[Dataset rows about figures]

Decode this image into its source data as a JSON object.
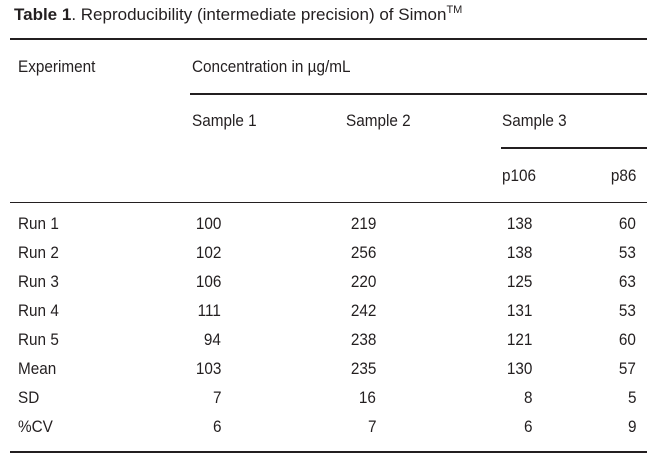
{
  "caption": {
    "label": "Table 1",
    "text": ". Reproducibility (intermediate precision) of Simon",
    "superscript": "TM"
  },
  "table": {
    "header": {
      "experiment": "Experiment",
      "concentration": "Concentration in µg/mL",
      "sample1": "Sample 1",
      "sample2": "Sample 2",
      "sample3": "Sample 3",
      "p106": "p106",
      "p86": "p86"
    },
    "rows": [
      {
        "label": "Run 1",
        "s1": "100",
        "s2": "219",
        "p106": "138",
        "p86": "60"
      },
      {
        "label": "Run 2",
        "s1": "102",
        "s2": "256",
        "p106": "138",
        "p86": "53"
      },
      {
        "label": "Run 3",
        "s1": "106",
        "s2": "220",
        "p106": "125",
        "p86": "63"
      },
      {
        "label": "Run 4",
        "s1": "111",
        "s2": "242",
        "p106": "131",
        "p86": "53"
      },
      {
        "label": "Run 5",
        "s1": "94",
        "s2": "238",
        "p106": "121",
        "p86": "60"
      },
      {
        "label": "Mean",
        "s1": "103",
        "s2": "235",
        "p106": "130",
        "p86": "57"
      },
      {
        "label": "SD",
        "s1": "7",
        "s2": "16",
        "p106": "8",
        "p86": "5"
      },
      {
        "label": "%CV",
        "s1": "6",
        "s2": "7",
        "p106": "6",
        "p86": "9"
      }
    ]
  }
}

**The problem**.
Leave out the pictures, and give all the records again exactly.

**Solution to this problem**.
Decode this image into its source data as a JSON object.
{
  "caption": {
    "label": "Table 1",
    "text": ". Reproducibility (intermediate precision) of Simon",
    "superscript": "TM"
  },
  "table": {
    "header": {
      "experiment": "Experiment",
      "concentration": "Concentration in µg/mL",
      "sample1": "Sample 1",
      "sample2": "Sample 2",
      "sample3": "Sample 3",
      "p106": "p106",
      "p86": "p86"
    },
    "rows": [
      {
        "label": "Run 1",
        "s1": "100",
        "s2": "219",
        "p106": "138",
        "p86": "60"
      },
      {
        "label": "Run 2",
        "s1": "102",
        "s2": "256",
        "p106": "138",
        "p86": "53"
      },
      {
        "label": "Run 3",
        "s1": "106",
        "s2": "220",
        "p106": "125",
        "p86": "63"
      },
      {
        "label": "Run 4",
        "s1": "111",
        "s2": "242",
        "p106": "131",
        "p86": "53"
      },
      {
        "label": "Run 5",
        "s1": "94",
        "s2": "238",
        "p106": "121",
        "p86": "60"
      },
      {
        "label": "Mean",
        "s1": "103",
        "s2": "235",
        "p106": "130",
        "p86": "57"
      },
      {
        "label": "SD",
        "s1": "7",
        "s2": "16",
        "p106": "8",
        "p86": "5"
      },
      {
        "label": "%CV",
        "s1": "6",
        "s2": "7",
        "p106": "6",
        "p86": "9"
      }
    ]
  }
}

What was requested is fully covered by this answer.